==== Material provided ====

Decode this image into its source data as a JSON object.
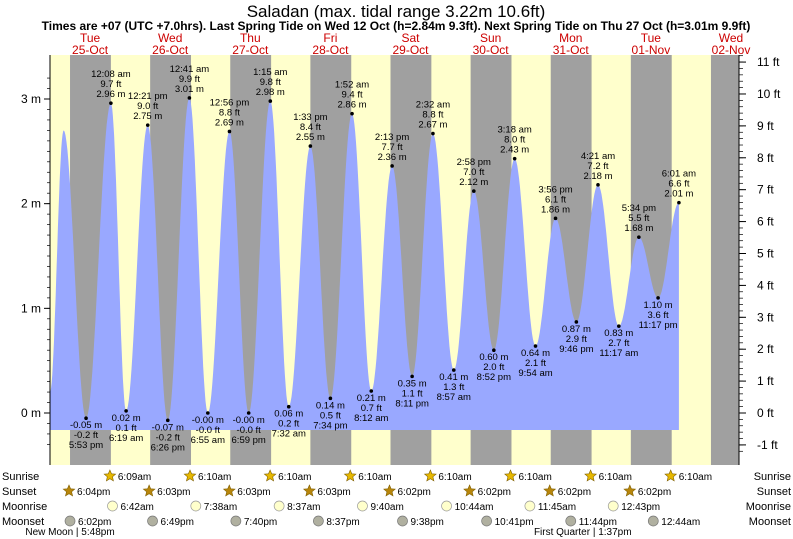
{
  "title": "Saladan (max. tidal range 3.22m 10.6ft)",
  "subtitle": "Times are +07 (UTC +7.0hrs). Last Spring Tide on Wed 12 Oct (h=2.84m 9.3ft). Next Spring Tide on Thu 27 Oct (h=3.01m 9.9ft)",
  "chart_data": {
    "type": "area",
    "days": [
      {
        "dow": "Tue",
        "date": "25-Oct"
      },
      {
        "dow": "Wed",
        "date": "26-Oct"
      },
      {
        "dow": "Thu",
        "date": "27-Oct"
      },
      {
        "dow": "Fri",
        "date": "28-Oct"
      },
      {
        "dow": "Sat",
        "date": "29-Oct"
      },
      {
        "dow": "Sun",
        "date": "30-Oct"
      },
      {
        "dow": "Mon",
        "date": "31-Oct"
      },
      {
        "dow": "Tue",
        "date": "01-Nov"
      },
      {
        "dow": "Wed",
        "date": "02-Nov"
      }
    ],
    "y_left": {
      "unit": "m",
      "range": [
        -0.35,
        3.2
      ],
      "ticks": [
        "3 m",
        "2 m",
        "1 m",
        "0 m"
      ],
      "tick_values": [
        3,
        2,
        1,
        0
      ]
    },
    "y_right": {
      "unit": "ft",
      "ticks": [
        "11 ft",
        "10 ft",
        "9 ft",
        "8 ft",
        "7 ft",
        "6 ft",
        "5 ft",
        "4 ft",
        "3 ft",
        "2 ft",
        "1 ft",
        "0 ft",
        "-1 ft"
      ],
      "tick_values": [
        11,
        10,
        9,
        8,
        7,
        6,
        5,
        4,
        3,
        2,
        1,
        0,
        -1
      ]
    },
    "unlabeled_peak": {
      "t": 0.67,
      "h": 2.7
    },
    "extremes": [
      {
        "t": 0.95,
        "h": -0.05,
        "type": "low",
        "m": "-0.05 m",
        "ft": "-0.2 ft",
        "time": "5:53 pm"
      },
      {
        "t": 1.26,
        "h": 2.96,
        "type": "high",
        "time": "12:08 am",
        "ft": "9.7 ft",
        "m": "2.96 m"
      },
      {
        "t": 1.45,
        "h": 0.02,
        "type": "low",
        "m": "0.02 m",
        "ft": "0.1 ft",
        "time": "6:19 am"
      },
      {
        "t": 1.72,
        "h": 2.75,
        "type": "high",
        "time": "12:21 pm",
        "ft": "9.0 ft",
        "m": "2.75 m"
      },
      {
        "t": 1.97,
        "h": -0.07,
        "type": "low",
        "m": "-0.07 m",
        "ft": "-0.2 ft",
        "time": "6:26 pm"
      },
      {
        "t": 2.24,
        "h": 3.01,
        "type": "high",
        "time": "12:41 am",
        "ft": "9.9 ft",
        "m": "3.01 m"
      },
      {
        "t": 2.47,
        "h": 0.0,
        "type": "low",
        "m": "-0.00 m",
        "ft": "-0.0 ft",
        "time": "6:55 am"
      },
      {
        "t": 2.74,
        "h": 2.69,
        "type": "high",
        "time": "12:56 pm",
        "ft": "8.8 ft",
        "m": "2.69 m"
      },
      {
        "t": 2.98,
        "h": 0.0,
        "type": "low",
        "m": "-0.00 m",
        "ft": "-0.0 ft",
        "time": "6:59 pm"
      },
      {
        "t": 3.25,
        "h": 2.98,
        "type": "high",
        "time": "1:15 am",
        "ft": "9.8 ft",
        "m": "2.98 m"
      },
      {
        "t": 3.48,
        "h": 0.06,
        "type": "low",
        "m": "0.06 m",
        "ft": "0.2 ft",
        "time": "7:32 am"
      },
      {
        "t": 3.75,
        "h": 2.55,
        "type": "high",
        "time": "1:33 pm",
        "ft": "8.4 ft",
        "m": "2.55 m"
      },
      {
        "t": 4.0,
        "h": 0.14,
        "type": "low",
        "m": "0.14 m",
        "ft": "0.5 ft",
        "time": "7:34 pm"
      },
      {
        "t": 4.27,
        "h": 2.86,
        "type": "high",
        "time": "1:52 am",
        "ft": "9.4 ft",
        "m": "2.86 m"
      },
      {
        "t": 4.51,
        "h": 0.21,
        "type": "low",
        "m": "0.21 m",
        "ft": "0.7 ft",
        "time": "8:12 am"
      },
      {
        "t": 4.77,
        "h": 2.36,
        "type": "high",
        "time": "2:13 pm",
        "ft": "7.7 ft",
        "m": "2.36 m"
      },
      {
        "t": 5.02,
        "h": 0.35,
        "type": "low",
        "m": "0.35 m",
        "ft": "1.1 ft",
        "time": "8:11 pm"
      },
      {
        "t": 5.28,
        "h": 2.67,
        "type": "high",
        "time": "2:32 am",
        "ft": "8.8 ft",
        "m": "2.67 m"
      },
      {
        "t": 5.54,
        "h": 0.41,
        "type": "low",
        "m": "0.41 m",
        "ft": "1.3 ft",
        "time": "8:57 am"
      },
      {
        "t": 5.79,
        "h": 2.12,
        "type": "high",
        "time": "2:58 pm",
        "ft": "7.0 ft",
        "m": "2.12 m"
      },
      {
        "t": 6.04,
        "h": 0.6,
        "type": "low",
        "m": "0.60 m",
        "ft": "2.0 ft",
        "time": "8:52 pm"
      },
      {
        "t": 6.3,
        "h": 2.43,
        "type": "high",
        "time": "3:18 am",
        "ft": "8.0 ft",
        "m": "2.43 m"
      },
      {
        "t": 6.56,
        "h": 0.64,
        "type": "low",
        "m": "0.64 m",
        "ft": "2.1 ft",
        "time": "9:54 am"
      },
      {
        "t": 6.81,
        "h": 1.86,
        "type": "high",
        "time": "3:56 pm",
        "ft": "6.1 ft",
        "m": "1.86 m"
      },
      {
        "t": 7.07,
        "h": 0.87,
        "type": "low",
        "m": "0.87 m",
        "ft": "2.9 ft",
        "time": "9:46 pm"
      },
      {
        "t": 7.34,
        "h": 2.18,
        "type": "high",
        "time": "4:21 am",
        "ft": "7.2 ft",
        "m": "2.18 m"
      },
      {
        "t": 7.6,
        "h": 0.83,
        "type": "low",
        "m": "0.83 m",
        "ft": "2.7 ft",
        "time": "11:17 am"
      },
      {
        "t": 7.85,
        "h": 1.68,
        "type": "high",
        "time": "5:34 pm",
        "ft": "5.5 ft",
        "m": "1.68 m"
      },
      {
        "t": 8.09,
        "h": 1.1,
        "type": "low",
        "m": "1.10 m",
        "ft": "3.6 ft",
        "time": "11:17 pm"
      },
      {
        "t": 8.35,
        "h": 2.01,
        "type": "high",
        "time": "6:01 am",
        "ft": "6.6 ft",
        "m": "2.01 m"
      }
    ],
    "night_bands": [
      [
        0.75,
        1.26
      ],
      [
        1.75,
        2.26
      ],
      [
        2.75,
        3.26
      ],
      [
        3.75,
        4.26
      ],
      [
        4.75,
        5.26
      ],
      [
        5.75,
        6.26
      ],
      [
        6.75,
        7.26
      ],
      [
        7.75,
        8.26
      ],
      [
        8.75,
        9.1
      ]
    ],
    "colors": {
      "day": "#ffffcc",
      "night": "#a0a0a0",
      "water": "#99a8ff",
      "title_days": "#cc0000",
      "sun": "#e6b800",
      "sunset": "#b8860b",
      "moonrise": "#ffffcc",
      "moonset": "#b0b0a0"
    }
  },
  "sun_moon": {
    "labels": {
      "sunrise": "Sunrise",
      "sunset": "Sunset",
      "moonrise": "Moonrise",
      "moonset": "Moonset"
    },
    "sunrise": [
      {
        "t": 1.26,
        "text": "6:09am"
      },
      {
        "t": 2.26,
        "text": "6:10am"
      },
      {
        "t": 3.26,
        "text": "6:10am"
      },
      {
        "t": 4.26,
        "text": "6:10am"
      },
      {
        "t": 5.26,
        "text": "6:10am"
      },
      {
        "t": 6.26,
        "text": "6:10am"
      },
      {
        "t": 7.26,
        "text": "6:10am"
      },
      {
        "t": 8.26,
        "text": "6:10am"
      }
    ],
    "sunset": [
      {
        "t": 0.75,
        "text": "6:04pm"
      },
      {
        "t": 1.75,
        "text": "6:03pm"
      },
      {
        "t": 2.75,
        "text": "6:03pm"
      },
      {
        "t": 3.75,
        "text": "6:03pm"
      },
      {
        "t": 4.75,
        "text": "6:02pm"
      },
      {
        "t": 5.75,
        "text": "6:02pm"
      },
      {
        "t": 6.75,
        "text": "6:02pm"
      },
      {
        "t": 7.75,
        "text": "6:02pm"
      }
    ],
    "moonrise": [
      {
        "t": 1.28,
        "text": "6:42am"
      },
      {
        "t": 2.32,
        "text": "7:38am"
      },
      {
        "t": 3.36,
        "text": "8:37am"
      },
      {
        "t": 4.4,
        "text": "9:40am"
      },
      {
        "t": 5.45,
        "text": "10:44am"
      },
      {
        "t": 6.49,
        "text": "11:45am"
      },
      {
        "t": 7.53,
        "text": "12:43pm"
      }
    ],
    "moonset": [
      {
        "t": 0.75,
        "text": "6:02pm"
      },
      {
        "t": 1.78,
        "text": "6:49pm"
      },
      {
        "t": 2.82,
        "text": "7:40pm"
      },
      {
        "t": 3.85,
        "text": "8:37pm"
      },
      {
        "t": 4.9,
        "text": "9:38pm"
      },
      {
        "t": 5.95,
        "text": "10:41pm"
      },
      {
        "t": 7.0,
        "text": "11:44pm"
      },
      {
        "t": 8.03,
        "text": "12:44am"
      }
    ],
    "phases": [
      {
        "t": 0.75,
        "text": "New Moon | 5:48pm"
      },
      {
        "t": 7.15,
        "text": "First Quarter | 1:37pm"
      }
    ]
  }
}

====

- Exercise directions: Find the word "date" in the entries, and copy every line it shows up in.

- Full response:
        "date": "25-Oct"
        "date": "26-Oct"
        "date": "27-Oct"
        "date": "28-Oct"
        "date": "29-Oct"
        "date": "30-Oct"
        "date": "31-Oct"
        "date": "01-Nov"
        "date": "02-Nov"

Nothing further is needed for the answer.